Task instructions: Find the lines below that contain the string "اعمال". Copy each one.

>> start Record list

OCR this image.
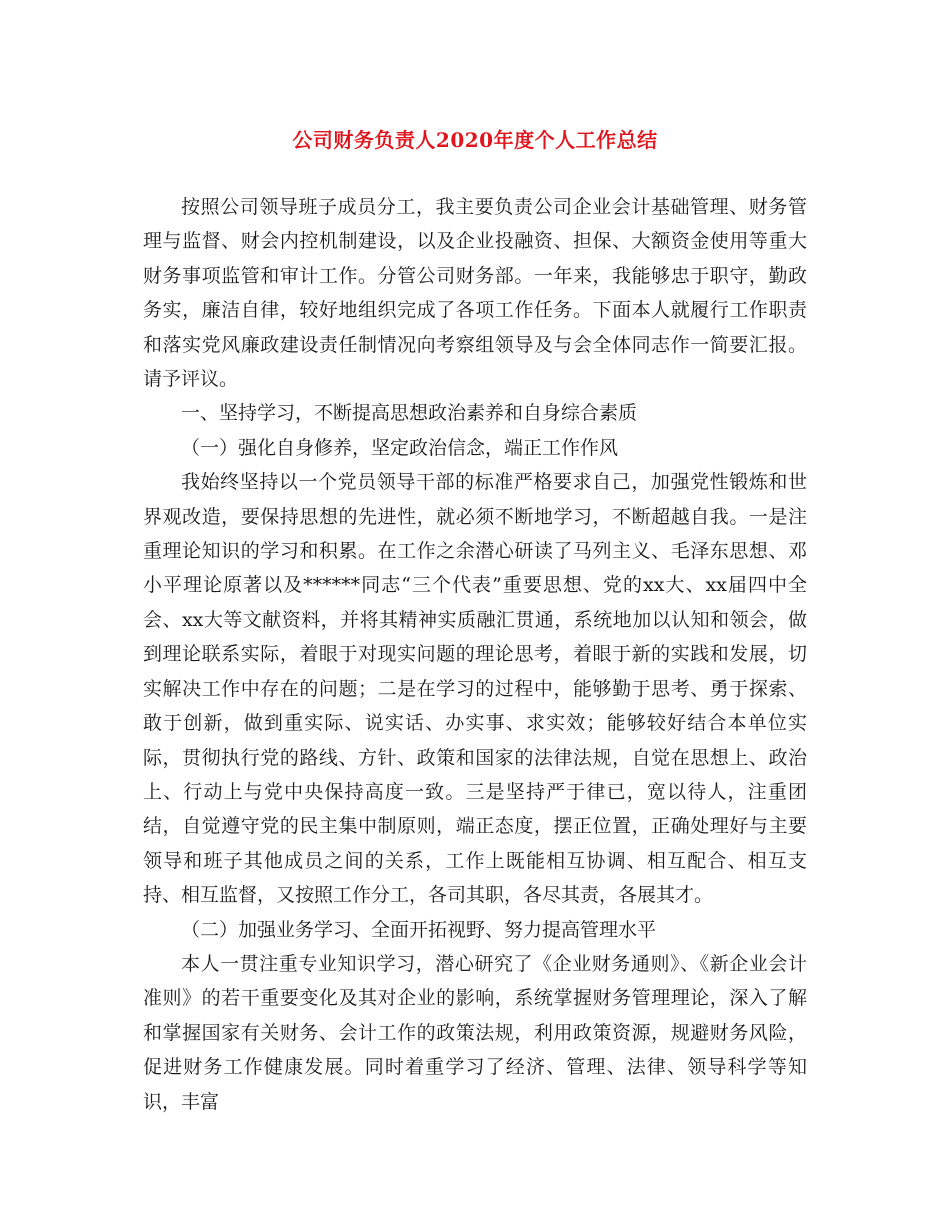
公司财务负责人2020年度个人工作总结

按照公司领导班子成员分工，我主要负责公司企业会计基础管理、财务管理与监督、财会内控机制建设，以及企业投融资、担保、大额资金使用等重大财务事项监管和审计工作。分管公司财务部。一年来，我能够忠于职守，勤政务实，廉洁自律，较好地组织完成了各项工作任务。下面本人就履行工作职责和落实党风廉政建设责任制情况向考察组领导及与会全体同志作一简要汇报。请予评议。

一、坚持学习，不断提高思想政治素养和自身综合素质

（一）强化自身修养，坚定政治信念，端正工作作风

我始终坚持以一个党员领导干部的标准严格要求自己，加强党性锻炼和世界观改造，要保持思想的先进性，就必须不断地学习，不断超越自我。一是注重理论知识的学习和积累。在工作之余潜心研读了马列主义、毛泽东思想、邓小平理论原著以及******同志“三个代表”重要思想、党的xx大、xx届四中全会、xx大等文献资料，并将其精神实质融汇贯通，系统地加以认知和领会，做到理论联系实际，着眼于对现实问题的理论思考，着眼于新的实践和发展，切实解决工作中存在的问题；二是在学习的过程中，能够勤于思考、勇于探索、敢于创新，做到重实际、说实话、办实事、求实效；能够较好结合本单位实际，贯彻执行党的路线、方针、政策和国家的法律法规，自觉在思想上、政治上、行动上与党中央保持高度一致。三是坚持严于律已，宽以待人，注重团结，自觉遵守党的民主集中制原则，端正态度，摆正位置，正确处理好与主要领导和班子其他成员之间的关系，工作上既能相互协调、相互配合、相互支持、相互监督，又按照工作分工，各司其职，各尽其责，各展其才。

（二）加强业务学习、全面开拓视野、努力提高管理水平

本人一贯注重专业知识学习，潜心研究了《企业财务通则》、《新企业会计准则》的若干重要变化及其对企业的影响，系统掌握财务管理理论，深入了解和掌握国家有关财务、会计工作的政策法规，利用政策资源，规避财务风险，促进财务工作健康发展。同时着重学习了经济、管理、法律、领导科学等知识，丰富
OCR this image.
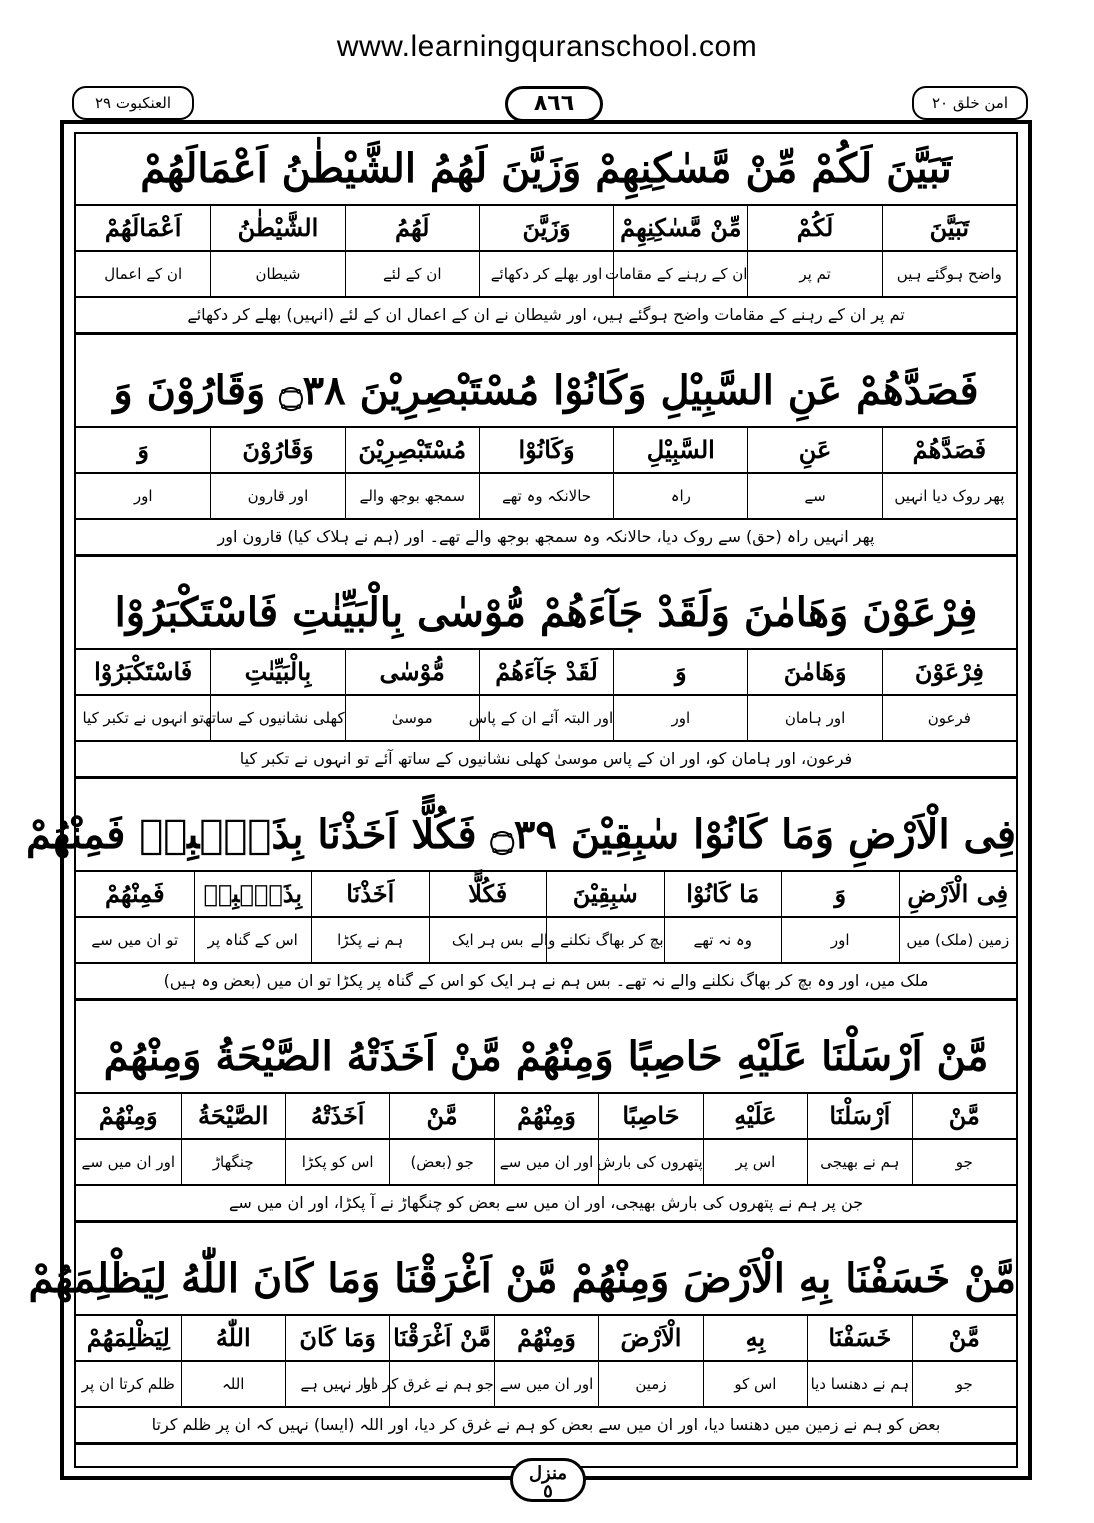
www.learningquranschool.com
العنكبوت ٢٩	٨٦٦	امن خلق ٢٠
تَبَيَّنَ لَكُمْ مِّنْ مَّسٰكِنِهِمْ وَزَيَّنَ لَهُمُ الشَّيْطٰنُ اَعْمَالَهُمْ
تَبَيَّنَ
لَكُمْ
مِّنْ مَّسٰكِنِهِمْ
وَزَيَّنَ
لَهُمُ
الشَّيْطٰنُ
اَعْمَالَهُمْ
واضح ہوگئے ہیں
تم پر
ان کے رہنے کے مقامات
اور بھلے کر دکھائے
ان کے لئے
شیطان
ان کے اعمال
تم پر ان کے رہنے کے مقامات واضح ہوگئے ہیں، اور شیطان نے ان کے اعمال ان کے لئے (انہیں) بھلے کر دکھائے
فَصَدَّهُمْ عَنِ السَّبِيْلِ وَكَانُوْا مُسْتَبْصِرِيْنَ ۝٣٨ وَقَارُوْنَ وَ
فَصَدَّهُمْ
عَنِ
السَّبِيْلِ
وَكَانُوْا
مُسْتَبْصِرِيْنَ
وَقَارُوْنَ
وَ
پھر روک دیا انہیں
سے
راہ
حالانکہ وہ تھے
سمجھ بوجھ والے
اور قارون
اور
پھر انہیں راہ (حق) سے روک دیا، حالانکہ وہ سمجھ بوجھ والے تھے۔ اور (ہم نے ہلاک کیا) قارون اور
فِرْعَوْنَ وَهَامٰنَ وَلَقَدْ جَآءَهُمْ مُّوْسٰى بِالْبَيِّنٰتِ فَاسْتَكْبَرُوْا
فِرْعَوْنَ
وَهَامٰنَ
وَ
لَقَدْ جَآءَهُمْ
مُّوْسٰى
بِالْبَيِّنٰتِ
فَاسْتَكْبَرُوْا
فرعون
اور ہامان
اور
اور البتہ آئے ان کے پاس
موسیٰ
کھلی نشانیوں کے ساتھ
تو انہوں نے تکبر کیا
فرعون، اور ہامان کو، اور ان کے پاس موسیٰ کھلی نشانیوں کے ساتھ آئے تو انہوں نے تکبر کیا
فِى الْاَرْضِ وَمَا كَانُوْا سٰبِقِيْنَ ۝٣٩ فَكُلًّا اَخَذْنَا بِذَنْۢبِهٖ فَمِنْهُمْ
فِى الْاَرْضِ
وَ
مَا كَانُوْا
سٰبِقِيْنَ
فَكُلًّا
اَخَذْنَا
بِذَنْۢبِهٖ
فَمِنْهُمْ
زمین (ملک) میں
اور
وہ نہ تھے
بچ کر بھاگ نکلنے والے
بس ہر ایک
ہم نے پکڑا
اس کے گناہ پر
تو ان میں سے
ملک میں، اور وہ بچ کر بھاگ نکلنے والے نہ تھے۔ بس ہم نے ہر ایک کو اس کے گناہ پر پکڑا تو ان میں (بعض وہ ہیں)
مَّنْ اَرْسَلْنَا عَلَيْهِ حَاصِبًا وَمِنْهُمْ مَّنْ اَخَذَتْهُ الصَّيْحَةُ وَمِنْهُمْ
مَّنْ
اَرْسَلْنَا
عَلَيْهِ
حَاصِبًا
وَمِنْهُمْ
مَّنْ
اَخَذَتْهُ
الصَّيْحَةُ
وَمِنْهُمْ
جو
ہم نے بھیجی
اس پر
پتھروں کی بارش
اور ان میں سے
جو (بعض)
اس کو پکڑا
چنگھاڑ
اور ان میں سے
جن پر ہم نے پتھروں کی بارش بھیجی، اور ان میں سے بعض کو چنگھاڑ نے آ پکڑا، اور ان میں سے
مَّنْ خَسَفْنَا بِهِ الْاَرْضَ وَمِنْهُمْ مَّنْ اَغْرَقْنَا وَمَا كَانَ اللّٰهُ لِيَظْلِمَهُمْ
مَّنْ
خَسَفْنَا
بِهِ
الْاَرْضَ
وَمِنْهُمْ
مَّنْ اَغْرَقْنَا
وَمَا كَانَ
اللّٰهُ
لِيَظْلِمَهُمْ
جو
ہم نے دھنسا دیا
اس کو
زمین
اور ان میں سے
جو ہم نے غرق کر دیا
اور نہیں ہے
اللہ
ظلم کرتا ان پر
بعض کو ہم نے زمین میں دھنسا دیا، اور ان میں سے بعض کو ہم نے غرق کر دیا، اور اللہ (ایسا) نہیں کہ ان پر ظلم کرتا
منزل
٥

>> end Record list

Response to the task:
ان کے اعمال
تم پر ان کے رہنے کے مقامات واضح ہوگئے ہیں، اور شیطان نے ان کے اعمال ان کے لئے (انہیں) بھلے کر دکھائے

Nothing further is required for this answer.